◆ **REQUIREMENT**
Quote all lines below exactly. Images stay out.

--- Begin DATA EXTRACT ---

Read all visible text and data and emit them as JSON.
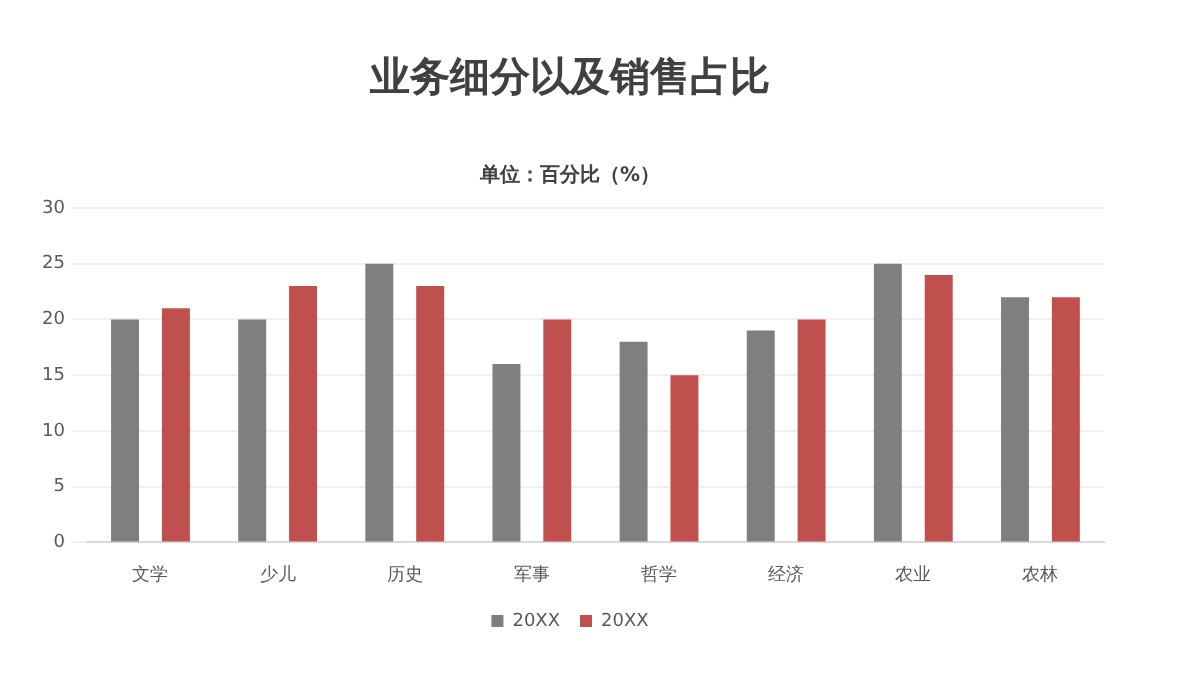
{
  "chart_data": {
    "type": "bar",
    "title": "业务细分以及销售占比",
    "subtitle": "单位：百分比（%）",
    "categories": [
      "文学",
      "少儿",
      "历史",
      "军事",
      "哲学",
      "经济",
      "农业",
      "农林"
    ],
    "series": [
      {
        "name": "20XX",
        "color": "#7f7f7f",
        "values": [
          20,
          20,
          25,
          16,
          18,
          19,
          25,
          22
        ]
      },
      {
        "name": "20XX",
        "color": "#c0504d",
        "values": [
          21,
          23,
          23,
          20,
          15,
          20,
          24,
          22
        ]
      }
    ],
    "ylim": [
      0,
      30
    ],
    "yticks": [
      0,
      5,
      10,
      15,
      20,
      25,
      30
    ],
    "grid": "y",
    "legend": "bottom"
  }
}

--- End DATA EXTRACT ---

◆ **EXERCISE ANSWER**
Read all visible text and data and emit them as JSON.
{
  "chart_data": {
    "type": "bar",
    "title": "业务细分以及销售占比",
    "subtitle": "单位：百分比（%）",
    "categories": [
      "文学",
      "少儿",
      "历史",
      "军事",
      "哲学",
      "经济",
      "农业",
      "农林"
    ],
    "series": [
      {
        "name": "20XX",
        "color": "#7f7f7f",
        "values": [
          20,
          20,
          25,
          16,
          18,
          19,
          25,
          22
        ]
      },
      {
        "name": "20XX",
        "color": "#c0504d",
        "values": [
          21,
          23,
          23,
          20,
          15,
          20,
          24,
          22
        ]
      }
    ],
    "ylim": [
      0,
      30
    ],
    "yticks": [
      0,
      5,
      10,
      15,
      20,
      25,
      30
    ],
    "grid": "y",
    "legend": "bottom"
  }
}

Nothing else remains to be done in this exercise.